Figure collection entries:
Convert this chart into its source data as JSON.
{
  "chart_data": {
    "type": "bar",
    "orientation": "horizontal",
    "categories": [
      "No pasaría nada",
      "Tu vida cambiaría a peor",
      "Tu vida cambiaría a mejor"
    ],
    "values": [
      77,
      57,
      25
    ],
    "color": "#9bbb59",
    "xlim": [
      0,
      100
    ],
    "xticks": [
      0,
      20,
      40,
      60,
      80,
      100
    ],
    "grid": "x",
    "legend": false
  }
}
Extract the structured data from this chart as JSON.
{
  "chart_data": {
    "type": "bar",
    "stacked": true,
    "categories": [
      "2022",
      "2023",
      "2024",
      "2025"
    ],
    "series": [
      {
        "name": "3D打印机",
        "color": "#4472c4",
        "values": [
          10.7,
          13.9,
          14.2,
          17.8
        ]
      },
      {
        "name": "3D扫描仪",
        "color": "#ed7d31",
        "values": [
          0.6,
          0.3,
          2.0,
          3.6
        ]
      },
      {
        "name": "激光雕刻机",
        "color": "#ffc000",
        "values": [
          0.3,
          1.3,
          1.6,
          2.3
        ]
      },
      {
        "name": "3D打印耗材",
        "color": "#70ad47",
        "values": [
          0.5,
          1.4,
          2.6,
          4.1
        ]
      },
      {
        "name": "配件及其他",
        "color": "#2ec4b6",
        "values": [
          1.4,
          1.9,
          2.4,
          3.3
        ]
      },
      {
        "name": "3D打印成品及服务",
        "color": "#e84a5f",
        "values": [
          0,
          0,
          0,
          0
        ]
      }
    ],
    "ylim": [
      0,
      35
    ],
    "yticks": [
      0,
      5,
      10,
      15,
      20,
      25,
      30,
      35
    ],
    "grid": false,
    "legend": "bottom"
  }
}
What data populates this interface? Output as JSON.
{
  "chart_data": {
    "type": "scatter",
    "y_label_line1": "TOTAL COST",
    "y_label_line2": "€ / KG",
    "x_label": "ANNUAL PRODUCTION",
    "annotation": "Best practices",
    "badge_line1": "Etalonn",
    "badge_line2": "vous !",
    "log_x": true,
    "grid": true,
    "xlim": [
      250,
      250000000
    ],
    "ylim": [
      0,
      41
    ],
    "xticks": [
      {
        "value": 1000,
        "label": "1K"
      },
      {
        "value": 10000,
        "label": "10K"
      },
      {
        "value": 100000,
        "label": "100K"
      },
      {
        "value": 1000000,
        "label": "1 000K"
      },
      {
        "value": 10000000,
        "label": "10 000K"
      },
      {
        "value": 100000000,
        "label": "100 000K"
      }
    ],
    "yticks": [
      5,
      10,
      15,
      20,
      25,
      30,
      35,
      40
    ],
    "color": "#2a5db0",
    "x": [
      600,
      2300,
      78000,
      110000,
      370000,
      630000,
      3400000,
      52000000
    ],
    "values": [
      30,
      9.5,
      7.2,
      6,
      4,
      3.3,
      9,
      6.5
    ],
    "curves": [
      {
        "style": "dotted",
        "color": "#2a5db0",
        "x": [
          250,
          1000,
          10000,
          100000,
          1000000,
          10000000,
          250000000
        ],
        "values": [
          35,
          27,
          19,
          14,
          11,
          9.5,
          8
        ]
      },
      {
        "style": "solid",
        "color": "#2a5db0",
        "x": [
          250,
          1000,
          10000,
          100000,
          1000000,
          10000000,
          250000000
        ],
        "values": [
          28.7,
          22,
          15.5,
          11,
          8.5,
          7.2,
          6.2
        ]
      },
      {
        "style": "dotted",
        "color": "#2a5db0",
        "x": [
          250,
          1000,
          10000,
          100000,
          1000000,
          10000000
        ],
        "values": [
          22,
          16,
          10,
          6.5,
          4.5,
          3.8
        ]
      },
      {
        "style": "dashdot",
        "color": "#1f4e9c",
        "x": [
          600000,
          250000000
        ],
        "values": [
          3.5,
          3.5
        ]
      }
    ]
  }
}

PROBLEM STATEMENT
Copy all the lines, exactly.

ANSWER TO THE TASK
Convert this chart into its source data as JSON.
{
  "chart_data": {
    "type": "bar",
    "orientation": "horizontal",
    "categories": [
      "No pasaría nada",
      "Tu vida cambiaría a peor",
      "Tu vida cambiaría a mejor"
    ],
    "values": [
      77,
      57,
      25
    ],
    "color": "#9bbb59",
    "xlim": [
      0,
      100
    ],
    "xticks": [
      0,
      20,
      40,
      60,
      80,
      100
    ],
    "grid": "x",
    "legend": false
  }
}
Extract the structured data from this chart as JSON.
{
  "chart_data": {
    "type": "bar",
    "stacked": true,
    "categories": [
      "2022",
      "2023",
      "2024",
      "2025"
    ],
    "series": [
      {
        "name": "3D打印机",
        "color": "#4472c4",
        "values": [
          10.7,
          13.9,
          14.2,
          17.8
        ]
      },
      {
        "name": "3D扫描仪",
        "color": "#ed7d31",
        "values": [
          0.6,
          0.3,
          2.0,
          3.6
        ]
      },
      {
        "name": "激光雕刻机",
        "color": "#ffc000",
        "values": [
          0.3,
          1.3,
          1.6,
          2.3
        ]
      },
      {
        "name": "3D打印耗材",
        "color": "#70ad47",
        "values": [
          0.5,
          1.4,
          2.6,
          4.1
        ]
      },
      {
        "name": "配件及其他",
        "color": "#2ec4b6",
        "values": [
          1.4,
          1.9,
          2.4,
          3.3
        ]
      },
      {
        "name": "3D打印成品及服务",
        "color": "#e84a5f",
        "values": [
          0,
          0,
          0,
          0
        ]
      }
    ],
    "ylim": [
      0,
      35
    ],
    "yticks": [
      0,
      5,
      10,
      15,
      20,
      25,
      30,
      35
    ],
    "grid": false,
    "legend": "bottom"
  }
}
What data populates this interface? Output as JSON.
{
  "chart_data": {
    "type": "scatter",
    "y_label_line1": "TOTAL COST",
    "y_label_line2": "€ / KG",
    "x_label": "ANNUAL PRODUCTION",
    "annotation": "Best practices",
    "badge_line1": "Etalonn",
    "badge_line2": "vous !",
    "log_x": true,
    "grid": true,
    "xlim": [
      250,
      250000000
    ],
    "ylim": [
      0,
      41
    ],
    "xticks": [
      {
        "value": 1000,
        "label": "1K"
      },
      {
        "value": 10000,
        "label": "10K"
      },
      {
        "value": 100000,
        "label": "100K"
      },
      {
        "value": 1000000,
        "label": "1 000K"
      },
      {
        "value": 10000000,
        "label": "10 000K"
      },
      {
        "value": 100000000,
        "label": "100 000K"
      }
    ],
    "yticks": [
      5,
      10,
      15,
      20,
      25,
      30,
      35,
      40
    ],
    "color": "#2a5db0",
    "x": [
      600,
      2300,
      78000,
      110000,
      370000,
      630000,
      3400000,
      52000000
    ],
    "values": [
      30,
      9.5,
      7.2,
      6,
      4,
      3.3,
      9,
      6.5
    ],
    "curves": [
      {
        "style": "dotted",
        "color": "#2a5db0",
        "x": [
          250,
          1000,
          10000,
          100000,
          1000000,
          10000000,
          250000000
        ],
        "values": [
          35,
          27,
          19,
          14,
          11,
          9.5,
          8
        ]
      },
      {
        "style": "solid",
        "color": "#2a5db0",
        "x": [
          250,
          1000,
          10000,
          100000,
          1000000,
          10000000,
          250000000
        ],
        "values": [
          28.7,
          22,
          15.5,
          11,
          8.5,
          7.2,
          6.2
        ]
      },
      {
        "style": "dotted",
        "color": "#2a5db0",
        "x": [
          250,
          1000,
          10000,
          100000,
          1000000,
          10000000
        ],
        "values": [
          22,
          16,
          10,
          6.5,
          4.5,
          3.8
        ]
      },
      {
        "style": "dashdot",
        "color": "#1f4e9c",
        "x": [
          600000,
          250000000
        ],
        "values": [
          3.5,
          3.5
        ]
      }
    ]
  }
}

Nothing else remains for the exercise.